• **TASK MATERIAL**:
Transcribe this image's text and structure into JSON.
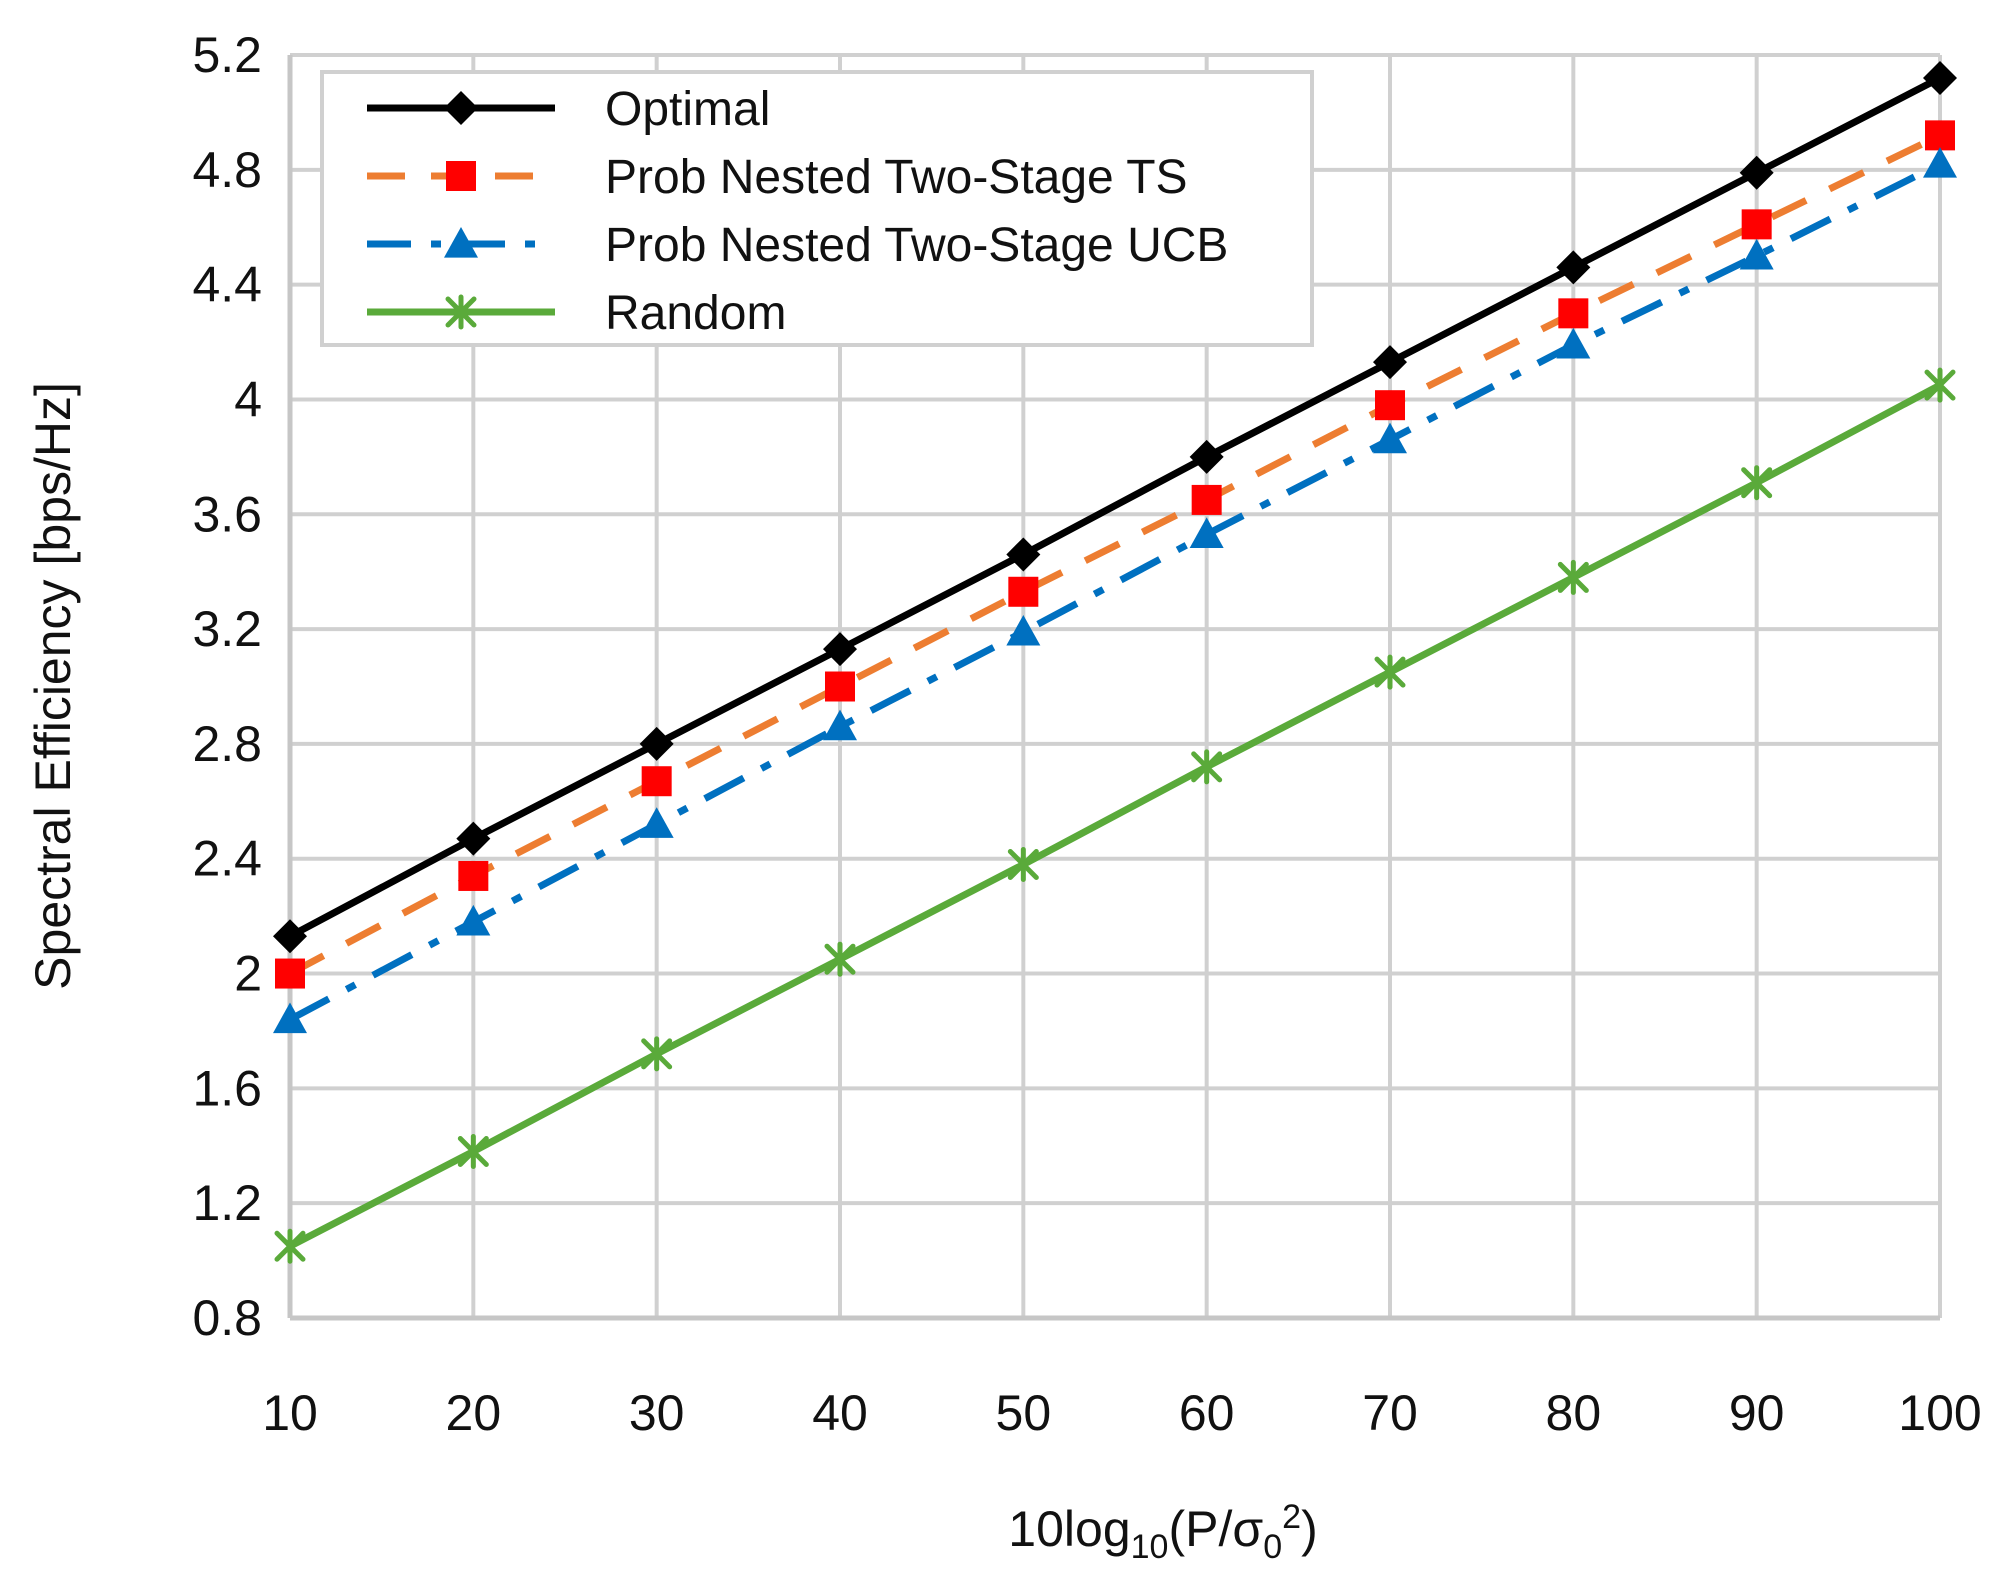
{
  "chart_data": {
    "type": "line",
    "title": "",
    "xlabel": "10log10(P/σ0^2)",
    "xlabel_parts": {
      "prefix": "10log",
      "sub1": "10",
      "mid": "(P/σ",
      "sub2": "0",
      "sup": "2",
      "suffix": ")"
    },
    "ylabel": "Spectral Efficiency [bps/Hz]",
    "x": [
      10,
      20,
      30,
      40,
      50,
      60,
      70,
      80,
      90,
      100
    ],
    "xlim": [
      10,
      100
    ],
    "ylim": [
      0.8,
      5.2
    ],
    "yticks": [
      0.8,
      1.2,
      1.6,
      2,
      2.4,
      2.8,
      3.2,
      3.6,
      4,
      4.4,
      4.8,
      5.2
    ],
    "ytick_labels": [
      "0.8",
      "1.2",
      "1.6",
      "2",
      "2.4",
      "2.8",
      "3.2",
      "3.6",
      "4",
      "4.4",
      "4.8",
      "5.2"
    ],
    "xtick_labels": [
      "10",
      "20",
      "30",
      "40",
      "50",
      "60",
      "70",
      "80",
      "90",
      "100"
    ],
    "grid": true,
    "legend_position": "top-left",
    "series": [
      {
        "name": "Optimal",
        "values": [
          2.13,
          2.47,
          2.8,
          3.13,
          3.46,
          3.8,
          4.13,
          4.46,
          4.79,
          5.12
        ],
        "color": "#000000",
        "marker": "diamond",
        "marker_color": "#000000",
        "dash": "solid"
      },
      {
        "name": "Prob Nested Two-Stage TS",
        "values": [
          2.0,
          2.34,
          2.67,
          3.0,
          3.33,
          3.65,
          3.98,
          4.3,
          4.61,
          4.92
        ],
        "color": "#ED7D31",
        "marker": "square",
        "marker_color": "#FF0000",
        "dash": "dashed"
      },
      {
        "name": "Prob Nested Two-Stage UCB",
        "values": [
          1.84,
          2.18,
          2.52,
          2.86,
          3.19,
          3.53,
          3.86,
          4.19,
          4.5,
          4.82
        ],
        "color": "#0070C0",
        "marker": "triangle",
        "marker_color": "#0070C0",
        "dash": "dashdot"
      },
      {
        "name": "Random",
        "values": [
          1.05,
          1.38,
          1.72,
          2.05,
          2.38,
          2.72,
          3.05,
          3.38,
          3.71,
          4.05
        ],
        "color": "#5AAA3A",
        "marker": "star",
        "marker_color": "#5AAA3A",
        "dash": "solid"
      }
    ]
  }
}
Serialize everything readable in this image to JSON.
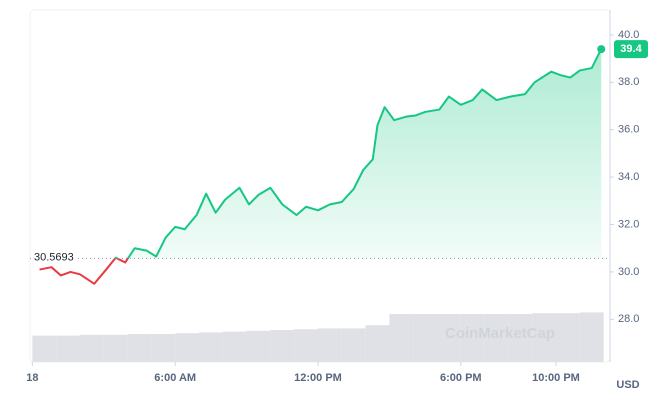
{
  "chart_data": {
    "type": "line",
    "x": [
      0.3,
      0.8,
      1.2,
      1.6,
      2.0,
      2.6,
      3.1,
      3.5,
      3.9,
      4.3,
      4.8,
      5.2,
      5.6,
      6.0,
      6.4,
      6.9,
      7.3,
      7.7,
      8.1,
      8.7,
      9.1,
      9.5,
      10.0,
      10.5,
      11.1,
      11.5,
      12.0,
      12.5,
      13.0,
      13.5,
      13.9,
      14.3,
      14.5,
      14.8,
      15.2,
      15.7,
      16.1,
      16.5,
      17.1,
      17.5,
      18.0,
      18.5,
      18.9,
      19.5,
      20.1,
      20.7,
      21.1,
      21.8,
      22.2,
      22.6,
      23.0,
      23.5,
      23.9
    ],
    "values": [
      30.1,
      30.2,
      29.85,
      30.0,
      29.9,
      29.5,
      30.1,
      30.6,
      30.4,
      31.0,
      30.9,
      30.65,
      31.45,
      31.9,
      31.8,
      32.4,
      33.3,
      32.5,
      33.05,
      33.55,
      32.85,
      33.25,
      33.55,
      32.85,
      32.4,
      32.75,
      32.6,
      32.85,
      32.95,
      33.5,
      34.3,
      34.75,
      36.2,
      36.95,
      36.4,
      36.55,
      36.6,
      36.75,
      36.85,
      37.4,
      37.05,
      37.25,
      37.7,
      37.25,
      37.4,
      37.5,
      38.0,
      38.45,
      38.3,
      38.2,
      38.5,
      38.6,
      39.4
    ],
    "color": "#16c784",
    "down_color": "#ea3943",
    "baseline": 30.5693,
    "xlim": [
      -0.1,
      24.1
    ],
    "xticks": [
      {
        "value": 0,
        "label": "18"
      },
      {
        "value": 6,
        "label": "6:00 AM"
      },
      {
        "value": 12,
        "label": "12:00 PM"
      },
      {
        "value": 18,
        "label": "6:00 PM"
      },
      {
        "value": 22,
        "label": "10:00 PM"
      }
    ],
    "ylim": [
      26.2,
      41.05
    ],
    "yticks": [
      {
        "value": 28,
        "label": "28.0"
      },
      {
        "value": 30,
        "label": "30.0"
      },
      {
        "value": 32,
        "label": "32.0"
      },
      {
        "value": 34,
        "label": "34.0"
      },
      {
        "value": 36,
        "label": "36.0"
      },
      {
        "value": 38,
        "label": "38.0"
      },
      {
        "value": 40,
        "label": "40.0"
      }
    ],
    "currency": "USD",
    "watermark": "CoinMarketCap",
    "volume": {
      "values": [
        33,
        33,
        34,
        34,
        35,
        35,
        36,
        37,
        38,
        39,
        40,
        41,
        42,
        42,
        46,
        60,
        60,
        60,
        60,
        60,
        60,
        61,
        61,
        62
      ],
      "y2lim": [
        0,
        100
      ],
      "color": "#dfe1e6"
    }
  }
}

• **WHAT IS EXPECTED**:
Locate the lines above that hold the word "name". Show every one of them.

• **SOLUTION FOR THIS PROBLEM**:
        "name": "Optimal",
        "name": "Prob Nested Two-Stage TS",
        "name": "Prob Nested Two-Stage UCB",
        "name": "Random",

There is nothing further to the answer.